Stored data
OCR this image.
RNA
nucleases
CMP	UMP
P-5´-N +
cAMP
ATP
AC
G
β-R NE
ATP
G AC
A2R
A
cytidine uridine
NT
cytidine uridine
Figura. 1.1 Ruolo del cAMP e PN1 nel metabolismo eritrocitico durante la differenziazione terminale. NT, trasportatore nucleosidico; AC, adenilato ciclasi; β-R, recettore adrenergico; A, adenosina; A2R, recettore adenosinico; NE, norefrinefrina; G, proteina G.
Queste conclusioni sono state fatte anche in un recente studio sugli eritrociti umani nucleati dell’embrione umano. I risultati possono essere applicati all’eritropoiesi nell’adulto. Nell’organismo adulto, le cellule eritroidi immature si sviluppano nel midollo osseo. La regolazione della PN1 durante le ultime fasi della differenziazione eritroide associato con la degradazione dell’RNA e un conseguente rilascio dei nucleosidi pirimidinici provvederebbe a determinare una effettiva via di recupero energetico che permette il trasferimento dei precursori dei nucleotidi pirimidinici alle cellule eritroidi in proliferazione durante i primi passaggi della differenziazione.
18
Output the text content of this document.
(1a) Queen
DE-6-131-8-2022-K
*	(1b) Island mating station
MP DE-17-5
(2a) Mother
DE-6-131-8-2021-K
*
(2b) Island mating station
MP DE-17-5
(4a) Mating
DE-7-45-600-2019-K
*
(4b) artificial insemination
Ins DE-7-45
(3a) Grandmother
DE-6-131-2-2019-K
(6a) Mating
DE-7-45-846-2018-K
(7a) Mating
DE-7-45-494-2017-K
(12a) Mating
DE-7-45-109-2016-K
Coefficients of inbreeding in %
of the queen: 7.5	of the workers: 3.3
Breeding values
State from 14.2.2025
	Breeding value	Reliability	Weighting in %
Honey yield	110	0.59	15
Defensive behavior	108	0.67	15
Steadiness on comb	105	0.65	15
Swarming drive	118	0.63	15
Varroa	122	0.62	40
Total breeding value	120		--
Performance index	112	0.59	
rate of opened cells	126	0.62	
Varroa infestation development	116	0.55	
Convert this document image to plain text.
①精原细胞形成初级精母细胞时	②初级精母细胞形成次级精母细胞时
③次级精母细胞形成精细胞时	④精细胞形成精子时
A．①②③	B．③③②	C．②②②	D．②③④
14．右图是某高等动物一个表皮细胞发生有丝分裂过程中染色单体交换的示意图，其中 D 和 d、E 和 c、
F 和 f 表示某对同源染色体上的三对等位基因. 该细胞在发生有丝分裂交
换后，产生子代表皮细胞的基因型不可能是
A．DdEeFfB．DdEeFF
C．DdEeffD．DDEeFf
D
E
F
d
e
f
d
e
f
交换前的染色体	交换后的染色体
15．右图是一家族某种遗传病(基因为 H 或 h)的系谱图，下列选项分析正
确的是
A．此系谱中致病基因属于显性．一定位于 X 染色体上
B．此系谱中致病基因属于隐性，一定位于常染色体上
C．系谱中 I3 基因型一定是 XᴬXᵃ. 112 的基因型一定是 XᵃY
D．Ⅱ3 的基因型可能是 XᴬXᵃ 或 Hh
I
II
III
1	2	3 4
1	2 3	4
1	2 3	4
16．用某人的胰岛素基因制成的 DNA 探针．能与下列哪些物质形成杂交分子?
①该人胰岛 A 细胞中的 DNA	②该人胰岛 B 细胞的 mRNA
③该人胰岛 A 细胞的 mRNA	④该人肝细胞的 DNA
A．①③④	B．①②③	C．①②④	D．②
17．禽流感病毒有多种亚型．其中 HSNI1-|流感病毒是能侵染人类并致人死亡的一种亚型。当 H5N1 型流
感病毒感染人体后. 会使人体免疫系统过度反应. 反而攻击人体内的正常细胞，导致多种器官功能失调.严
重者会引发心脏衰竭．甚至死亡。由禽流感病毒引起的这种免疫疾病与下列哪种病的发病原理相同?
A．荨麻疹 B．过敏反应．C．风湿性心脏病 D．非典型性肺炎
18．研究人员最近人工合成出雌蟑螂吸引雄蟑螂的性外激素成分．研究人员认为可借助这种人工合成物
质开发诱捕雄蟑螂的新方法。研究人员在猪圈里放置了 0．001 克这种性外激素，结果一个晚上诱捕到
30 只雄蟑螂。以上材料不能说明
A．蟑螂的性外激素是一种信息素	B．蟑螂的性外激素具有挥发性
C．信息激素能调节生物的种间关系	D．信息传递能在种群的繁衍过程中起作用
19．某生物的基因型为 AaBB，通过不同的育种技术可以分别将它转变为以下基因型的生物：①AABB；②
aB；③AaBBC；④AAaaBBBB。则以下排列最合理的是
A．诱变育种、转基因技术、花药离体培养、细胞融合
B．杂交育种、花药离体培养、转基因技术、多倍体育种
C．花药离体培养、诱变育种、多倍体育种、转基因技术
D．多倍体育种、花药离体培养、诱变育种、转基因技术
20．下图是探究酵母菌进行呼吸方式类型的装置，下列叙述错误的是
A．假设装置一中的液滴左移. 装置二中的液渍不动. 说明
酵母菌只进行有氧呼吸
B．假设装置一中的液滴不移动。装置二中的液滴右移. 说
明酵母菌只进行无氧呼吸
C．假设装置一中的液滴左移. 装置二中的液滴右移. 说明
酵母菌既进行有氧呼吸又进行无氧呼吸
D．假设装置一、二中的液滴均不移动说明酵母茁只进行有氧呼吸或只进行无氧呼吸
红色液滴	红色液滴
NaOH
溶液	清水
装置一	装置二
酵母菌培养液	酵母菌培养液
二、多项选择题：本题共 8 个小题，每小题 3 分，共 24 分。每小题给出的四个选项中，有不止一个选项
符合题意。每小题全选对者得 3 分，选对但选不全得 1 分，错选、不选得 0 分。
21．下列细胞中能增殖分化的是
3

WHAT IS REQUIRED
Each line of the data is to be restated exactly.

TASK RESULT
OCR this image.
RNA
nucleases
CMP	UMP
P-5´-N +
cAMP
ATP
AC
G
β-R NE
ATP
G AC
A2R
A
cytidine uridine
NT
cytidine uridine
Figura. 1.1 Ruolo del cAMP e PN1 nel metabolismo eritrocitico durante la differenziazione terminale. NT, trasportatore nucleosidico; AC, adenilato ciclasi; β-R, recettore adrenergico; A, adenosina; A2R, recettore adenosinico; NE, norefrinefrina; G, proteina G.
Queste conclusioni sono state fatte anche in un recente studio sugli eritrociti umani nucleati dell’embrione umano. I risultati possono essere applicati all’eritropoiesi nell’adulto. Nell’organismo adulto, le cellule eritroidi immature si sviluppano nel midollo osseo. La regolazione della PN1 durante le ultime fasi della differenziazione eritroide associato con la degradazione dell’RNA e un conseguente rilascio dei nucleosidi pirimidinici provvederebbe a determinare una effettiva via di recupero energetico che permette il trasferimento dei precursori dei nucleotidi pirimidinici alle cellule eritroidi in proliferazione durante i primi passaggi della differenziazione.
18
Output the text content of this document.
(1a) Queen
DE-6-131-8-2022-K
*	(1b) Island mating station
MP DE-17-5
(2a) Mother
DE-6-131-8-2021-K
*
(2b) Island mating station
MP DE-17-5
(4a) Mating
DE-7-45-600-2019-K
*
(4b) artificial insemination
Ins DE-7-45
(3a) Grandmother
DE-6-131-2-2019-K
(6a) Mating
DE-7-45-846-2018-K
(7a) Mating
DE-7-45-494-2017-K
(12a) Mating
DE-7-45-109-2016-K
Coefficients of inbreeding in %
of the queen: 7.5	of the workers: 3.3
Breeding values
State from 14.2.2025
	Breeding value	Reliability	Weighting in %
Honey yield	110	0.59	15
Defensive behavior	108	0.67	15
Steadiness on comb	105	0.65	15
Swarming drive	118	0.63	15
Varroa	122	0.62	40
Total breeding value	120		--
Performance index	112	0.59	
rate of opened cells	126	0.62	
Varroa infestation development	116	0.55	
Convert this document image to plain text.
①精原细胞形成初级精母细胞时	②初级精母细胞形成次级精母细胞时
③次级精母细胞形成精细胞时	④精细胞形成精子时
A．①②③	B．③③②	C．②②②	D．②③④
14．右图是某高等动物一个表皮细胞发生有丝分裂过程中染色单体交换的示意图，其中 D 和 d、E 和 c、
F 和 f 表示某对同源染色体上的三对等位基因. 该细胞在发生有丝分裂交
换后，产生子代表皮细胞的基因型不可能是
A．DdEeFfB．DdEeFF
C．DdEeffD．DDEeFf
D
E
F
d
e
f
d
e
f
交换前的染色体	交换后的染色体
15．右图是一家族某种遗传病(基因为 H 或 h)的系谱图，下列选项分析正
确的是
A．此系谱中致病基因属于显性．一定位于 X 染色体上
B．此系谱中致病基因属于隐性，一定位于常染色体上
C．系谱中 I3 基因型一定是 XᴬXᵃ. 112 的基因型一定是 XᵃY
D．Ⅱ3 的基因型可能是 XᴬXᵃ 或 Hh
I
II
III
1	2	3 4
1	2 3	4
1	2 3	4
16．用某人的胰岛素基因制成的 DNA 探针．能与下列哪些物质形成杂交分子?
①该人胰岛 A 细胞中的 DNA	②该人胰岛 B 细胞的 mRNA
③该人胰岛 A 细胞的 mRNA	④该人肝细胞的 DNA
A．①③④	B．①②③	C．①②④	D．②
17．禽流感病毒有多种亚型．其中 HSNI1-|流感病毒是能侵染人类并致人死亡的一种亚型。当 H5N1 型流
感病毒感染人体后. 会使人体免疫系统过度反应. 反而攻击人体内的正常细胞，导致多种器官功能失调.严
重者会引发心脏衰竭．甚至死亡。由禽流感病毒引起的这种免疫疾病与下列哪种病的发病原理相同?
A．荨麻疹 B．过敏反应．C．风湿性心脏病 D．非典型性肺炎
18．研究人员最近人工合成出雌蟑螂吸引雄蟑螂的性外激素成分．研究人员认为可借助这种人工合成物
质开发诱捕雄蟑螂的新方法。研究人员在猪圈里放置了 0．001 克这种性外激素，结果一个晚上诱捕到
30 只雄蟑螂。以上材料不能说明
A．蟑螂的性外激素是一种信息素	B．蟑螂的性外激素具有挥发性
C．信息激素能调节生物的种间关系	D．信息传递能在种群的繁衍过程中起作用
19．某生物的基因型为 AaBB，通过不同的育种技术可以分别将它转变为以下基因型的生物：①AABB；②
aB；③AaBBC；④AAaaBBBB。则以下排列最合理的是
A．诱变育种、转基因技术、花药离体培养、细胞融合
B．杂交育种、花药离体培养、转基因技术、多倍体育种
C．花药离体培养、诱变育种、多倍体育种、转基因技术
D．多倍体育种、花药离体培养、诱变育种、转基因技术
20．下图是探究酵母菌进行呼吸方式类型的装置，下列叙述错误的是
A．假设装置一中的液滴左移. 装置二中的液渍不动. 说明
酵母菌只进行有氧呼吸
B．假设装置一中的液滴不移动。装置二中的液滴右移. 说
明酵母菌只进行无氧呼吸
C．假设装置一中的液滴左移. 装置二中的液滴右移. 说明
酵母菌既进行有氧呼吸又进行无氧呼吸
D．假设装置一、二中的液滴均不移动说明酵母茁只进行有氧呼吸或只进行无氧呼吸
红色液滴	红色液滴
NaOH
溶液	清水
装置一	装置二
酵母菌培养液	酵母菌培养液
二、多项选择题：本题共 8 个小题，每小题 3 分，共 24 分。每小题给出的四个选项中，有不止一个选项
符合题意。每小题全选对者得 3 分，选对但选不全得 1 分，错选、不选得 0 分。
21．下列细胞中能增殖分化的是
3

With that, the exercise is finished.